§ Set problem
Go through the records and extract every line with the word "value".

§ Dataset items
┌──
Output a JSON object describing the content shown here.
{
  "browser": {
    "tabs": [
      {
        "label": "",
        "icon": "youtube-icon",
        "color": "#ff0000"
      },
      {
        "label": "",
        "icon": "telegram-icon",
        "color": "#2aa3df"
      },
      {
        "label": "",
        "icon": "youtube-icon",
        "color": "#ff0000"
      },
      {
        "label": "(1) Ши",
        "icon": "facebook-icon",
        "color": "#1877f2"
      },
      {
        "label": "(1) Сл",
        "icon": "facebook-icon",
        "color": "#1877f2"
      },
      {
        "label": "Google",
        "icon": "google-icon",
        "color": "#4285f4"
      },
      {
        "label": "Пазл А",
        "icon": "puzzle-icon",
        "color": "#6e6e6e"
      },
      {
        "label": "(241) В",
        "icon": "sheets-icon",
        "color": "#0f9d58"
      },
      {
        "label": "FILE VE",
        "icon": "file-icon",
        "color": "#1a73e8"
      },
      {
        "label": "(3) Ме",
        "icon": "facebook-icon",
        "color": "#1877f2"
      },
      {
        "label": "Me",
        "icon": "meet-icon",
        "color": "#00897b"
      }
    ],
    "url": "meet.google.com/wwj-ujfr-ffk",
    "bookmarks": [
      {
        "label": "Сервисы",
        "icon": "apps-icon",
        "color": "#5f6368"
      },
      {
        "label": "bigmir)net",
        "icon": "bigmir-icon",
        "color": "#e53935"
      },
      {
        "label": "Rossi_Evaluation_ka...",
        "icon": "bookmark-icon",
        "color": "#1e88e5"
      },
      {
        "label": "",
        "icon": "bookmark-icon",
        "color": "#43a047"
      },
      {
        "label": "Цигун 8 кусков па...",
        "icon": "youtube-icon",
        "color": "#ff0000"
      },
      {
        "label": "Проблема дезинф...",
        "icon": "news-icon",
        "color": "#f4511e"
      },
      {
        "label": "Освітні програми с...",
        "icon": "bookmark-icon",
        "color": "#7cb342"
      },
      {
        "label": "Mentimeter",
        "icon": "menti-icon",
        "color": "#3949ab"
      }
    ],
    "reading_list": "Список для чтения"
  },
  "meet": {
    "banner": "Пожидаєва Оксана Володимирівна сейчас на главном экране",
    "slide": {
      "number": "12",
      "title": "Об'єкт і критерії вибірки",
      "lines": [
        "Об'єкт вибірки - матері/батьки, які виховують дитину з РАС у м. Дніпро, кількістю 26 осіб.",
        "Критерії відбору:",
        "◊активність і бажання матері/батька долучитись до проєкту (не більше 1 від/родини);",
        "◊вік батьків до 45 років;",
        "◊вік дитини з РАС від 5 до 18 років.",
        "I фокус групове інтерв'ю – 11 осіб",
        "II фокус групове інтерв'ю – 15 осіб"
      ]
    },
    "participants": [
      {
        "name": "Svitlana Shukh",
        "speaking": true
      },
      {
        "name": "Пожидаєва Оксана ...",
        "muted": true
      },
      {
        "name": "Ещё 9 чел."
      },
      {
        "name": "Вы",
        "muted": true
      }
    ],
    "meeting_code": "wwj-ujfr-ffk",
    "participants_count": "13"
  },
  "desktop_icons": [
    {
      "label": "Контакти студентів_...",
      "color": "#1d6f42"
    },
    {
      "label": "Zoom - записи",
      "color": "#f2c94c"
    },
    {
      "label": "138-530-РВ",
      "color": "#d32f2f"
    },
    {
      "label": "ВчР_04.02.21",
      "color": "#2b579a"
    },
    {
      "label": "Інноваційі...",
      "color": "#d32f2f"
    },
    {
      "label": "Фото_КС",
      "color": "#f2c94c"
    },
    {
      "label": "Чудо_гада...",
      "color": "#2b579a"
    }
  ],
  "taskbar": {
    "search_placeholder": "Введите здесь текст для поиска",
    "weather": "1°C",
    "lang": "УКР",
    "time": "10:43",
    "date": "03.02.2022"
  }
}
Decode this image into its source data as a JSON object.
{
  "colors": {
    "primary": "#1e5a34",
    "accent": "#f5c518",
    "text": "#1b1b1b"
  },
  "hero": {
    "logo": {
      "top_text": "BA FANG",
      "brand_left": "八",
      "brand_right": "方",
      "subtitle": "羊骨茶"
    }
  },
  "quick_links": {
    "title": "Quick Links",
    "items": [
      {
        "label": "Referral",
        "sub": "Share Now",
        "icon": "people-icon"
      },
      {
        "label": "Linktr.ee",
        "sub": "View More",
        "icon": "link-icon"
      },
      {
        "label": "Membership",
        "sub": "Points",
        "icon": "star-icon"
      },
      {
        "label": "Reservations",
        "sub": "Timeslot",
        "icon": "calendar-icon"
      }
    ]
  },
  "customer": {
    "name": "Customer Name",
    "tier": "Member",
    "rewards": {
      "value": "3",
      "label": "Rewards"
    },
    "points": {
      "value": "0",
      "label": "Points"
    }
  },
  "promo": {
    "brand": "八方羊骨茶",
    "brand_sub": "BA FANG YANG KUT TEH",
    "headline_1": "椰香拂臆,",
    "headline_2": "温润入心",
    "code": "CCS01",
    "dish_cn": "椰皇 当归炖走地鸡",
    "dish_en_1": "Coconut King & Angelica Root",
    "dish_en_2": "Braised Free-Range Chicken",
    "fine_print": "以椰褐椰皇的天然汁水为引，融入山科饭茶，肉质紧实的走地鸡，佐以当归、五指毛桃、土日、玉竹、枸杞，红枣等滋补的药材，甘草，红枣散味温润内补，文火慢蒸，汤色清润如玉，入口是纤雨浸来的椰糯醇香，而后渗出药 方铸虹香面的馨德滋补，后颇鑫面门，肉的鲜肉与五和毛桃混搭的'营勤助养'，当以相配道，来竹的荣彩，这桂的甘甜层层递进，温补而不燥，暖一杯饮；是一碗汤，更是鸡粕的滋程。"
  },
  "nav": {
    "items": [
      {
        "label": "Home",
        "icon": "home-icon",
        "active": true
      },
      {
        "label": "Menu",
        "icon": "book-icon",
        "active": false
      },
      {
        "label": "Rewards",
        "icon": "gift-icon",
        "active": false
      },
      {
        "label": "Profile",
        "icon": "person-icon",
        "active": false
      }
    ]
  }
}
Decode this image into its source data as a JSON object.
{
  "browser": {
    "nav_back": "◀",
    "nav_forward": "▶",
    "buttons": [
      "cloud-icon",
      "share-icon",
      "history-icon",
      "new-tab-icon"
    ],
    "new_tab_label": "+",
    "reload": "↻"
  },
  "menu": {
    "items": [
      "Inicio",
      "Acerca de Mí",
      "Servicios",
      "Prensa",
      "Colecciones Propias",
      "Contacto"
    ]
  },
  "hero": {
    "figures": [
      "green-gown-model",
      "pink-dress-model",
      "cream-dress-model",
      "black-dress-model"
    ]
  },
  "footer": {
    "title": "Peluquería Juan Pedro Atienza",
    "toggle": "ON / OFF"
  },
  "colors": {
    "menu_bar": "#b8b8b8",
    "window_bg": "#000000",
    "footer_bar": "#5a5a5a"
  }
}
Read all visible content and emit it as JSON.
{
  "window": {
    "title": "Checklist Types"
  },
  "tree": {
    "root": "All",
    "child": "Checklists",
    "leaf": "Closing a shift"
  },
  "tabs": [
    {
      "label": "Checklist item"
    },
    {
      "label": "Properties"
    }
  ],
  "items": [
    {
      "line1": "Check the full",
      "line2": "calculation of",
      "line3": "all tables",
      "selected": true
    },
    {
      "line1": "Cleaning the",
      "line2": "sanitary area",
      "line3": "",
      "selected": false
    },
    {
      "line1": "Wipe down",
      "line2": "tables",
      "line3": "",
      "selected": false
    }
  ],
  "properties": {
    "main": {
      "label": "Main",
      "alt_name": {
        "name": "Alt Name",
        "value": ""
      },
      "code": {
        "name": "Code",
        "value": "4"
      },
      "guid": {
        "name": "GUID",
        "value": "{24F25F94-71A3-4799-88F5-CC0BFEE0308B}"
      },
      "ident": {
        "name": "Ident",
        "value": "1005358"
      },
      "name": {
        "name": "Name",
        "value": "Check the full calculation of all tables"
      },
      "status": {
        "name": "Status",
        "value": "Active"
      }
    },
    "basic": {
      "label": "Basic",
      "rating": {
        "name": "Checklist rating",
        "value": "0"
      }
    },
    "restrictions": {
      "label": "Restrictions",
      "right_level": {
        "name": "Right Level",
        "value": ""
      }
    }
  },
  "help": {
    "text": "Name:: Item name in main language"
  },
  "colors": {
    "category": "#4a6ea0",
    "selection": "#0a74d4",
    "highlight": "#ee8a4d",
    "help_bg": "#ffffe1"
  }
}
└──
§ Exercise response
      "value": "3",
      "value": "0",
        "value": ""
        "value": "4"
        "value": "{24F25F94-71A3-4799-88F5-CC0BFEE0308B}"
        "value": "1005358"
        "value": "Check the full calculation of all tables"
        "value": "Active"
        "value": "0"
        "value": ""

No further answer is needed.